Set task:
Take every line from the listing below that includes "page" and copy it.

# Data shown start

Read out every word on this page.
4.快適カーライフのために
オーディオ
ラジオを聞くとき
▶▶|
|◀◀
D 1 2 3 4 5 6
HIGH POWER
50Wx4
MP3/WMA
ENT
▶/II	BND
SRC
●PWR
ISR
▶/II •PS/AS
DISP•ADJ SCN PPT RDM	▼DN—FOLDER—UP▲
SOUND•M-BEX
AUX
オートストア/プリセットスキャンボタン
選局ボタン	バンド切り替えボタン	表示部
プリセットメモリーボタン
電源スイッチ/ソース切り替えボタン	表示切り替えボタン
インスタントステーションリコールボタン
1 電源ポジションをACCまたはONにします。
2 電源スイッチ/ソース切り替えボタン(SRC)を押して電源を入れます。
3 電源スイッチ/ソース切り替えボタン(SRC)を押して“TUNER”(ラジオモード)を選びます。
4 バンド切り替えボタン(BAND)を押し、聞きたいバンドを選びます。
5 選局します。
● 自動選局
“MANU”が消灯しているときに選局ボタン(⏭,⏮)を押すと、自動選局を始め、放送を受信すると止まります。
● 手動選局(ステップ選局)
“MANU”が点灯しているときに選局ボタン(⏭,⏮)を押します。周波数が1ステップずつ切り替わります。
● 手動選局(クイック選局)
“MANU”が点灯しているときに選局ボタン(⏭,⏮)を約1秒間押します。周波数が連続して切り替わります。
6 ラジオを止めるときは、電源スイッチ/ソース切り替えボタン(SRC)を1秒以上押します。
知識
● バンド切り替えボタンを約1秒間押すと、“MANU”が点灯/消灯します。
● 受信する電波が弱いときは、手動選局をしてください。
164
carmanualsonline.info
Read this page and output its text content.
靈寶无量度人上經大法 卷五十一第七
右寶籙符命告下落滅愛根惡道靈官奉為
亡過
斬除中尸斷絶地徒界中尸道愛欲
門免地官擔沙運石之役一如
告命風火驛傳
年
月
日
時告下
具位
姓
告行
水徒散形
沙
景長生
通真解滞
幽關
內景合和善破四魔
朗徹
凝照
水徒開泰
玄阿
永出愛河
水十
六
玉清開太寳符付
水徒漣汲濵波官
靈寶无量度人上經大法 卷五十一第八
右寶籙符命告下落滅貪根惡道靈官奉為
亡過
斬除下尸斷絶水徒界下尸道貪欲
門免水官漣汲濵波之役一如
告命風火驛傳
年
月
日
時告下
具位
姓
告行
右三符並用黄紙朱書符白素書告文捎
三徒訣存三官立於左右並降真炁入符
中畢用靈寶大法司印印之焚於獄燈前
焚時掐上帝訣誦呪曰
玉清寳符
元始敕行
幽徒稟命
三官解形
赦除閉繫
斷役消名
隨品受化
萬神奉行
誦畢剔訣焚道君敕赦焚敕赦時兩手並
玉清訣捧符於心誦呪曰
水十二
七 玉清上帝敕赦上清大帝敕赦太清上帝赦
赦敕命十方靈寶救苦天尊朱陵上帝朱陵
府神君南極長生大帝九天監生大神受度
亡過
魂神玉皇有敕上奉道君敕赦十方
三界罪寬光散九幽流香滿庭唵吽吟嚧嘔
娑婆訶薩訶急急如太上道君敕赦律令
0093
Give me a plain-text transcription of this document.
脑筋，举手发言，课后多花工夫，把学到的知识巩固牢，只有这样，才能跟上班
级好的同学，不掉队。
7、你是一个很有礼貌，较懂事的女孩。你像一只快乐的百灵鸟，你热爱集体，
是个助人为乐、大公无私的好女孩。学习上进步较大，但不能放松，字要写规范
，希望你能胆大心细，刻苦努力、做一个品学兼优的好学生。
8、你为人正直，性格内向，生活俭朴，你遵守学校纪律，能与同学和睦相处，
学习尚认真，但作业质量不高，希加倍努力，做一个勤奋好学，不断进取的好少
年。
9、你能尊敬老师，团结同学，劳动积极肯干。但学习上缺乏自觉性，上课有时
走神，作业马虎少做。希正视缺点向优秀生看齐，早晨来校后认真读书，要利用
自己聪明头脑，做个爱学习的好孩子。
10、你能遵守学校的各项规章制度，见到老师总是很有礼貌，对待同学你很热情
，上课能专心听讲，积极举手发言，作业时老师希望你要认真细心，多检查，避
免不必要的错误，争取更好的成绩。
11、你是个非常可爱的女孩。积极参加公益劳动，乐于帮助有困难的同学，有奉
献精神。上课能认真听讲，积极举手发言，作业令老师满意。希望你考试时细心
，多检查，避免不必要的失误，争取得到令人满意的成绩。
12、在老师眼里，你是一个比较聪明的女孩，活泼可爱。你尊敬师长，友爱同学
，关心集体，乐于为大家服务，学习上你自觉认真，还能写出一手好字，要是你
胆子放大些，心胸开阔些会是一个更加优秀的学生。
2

# Data shown end

Exercise solution:
Read out every word on this page.
Read this page and output its text content.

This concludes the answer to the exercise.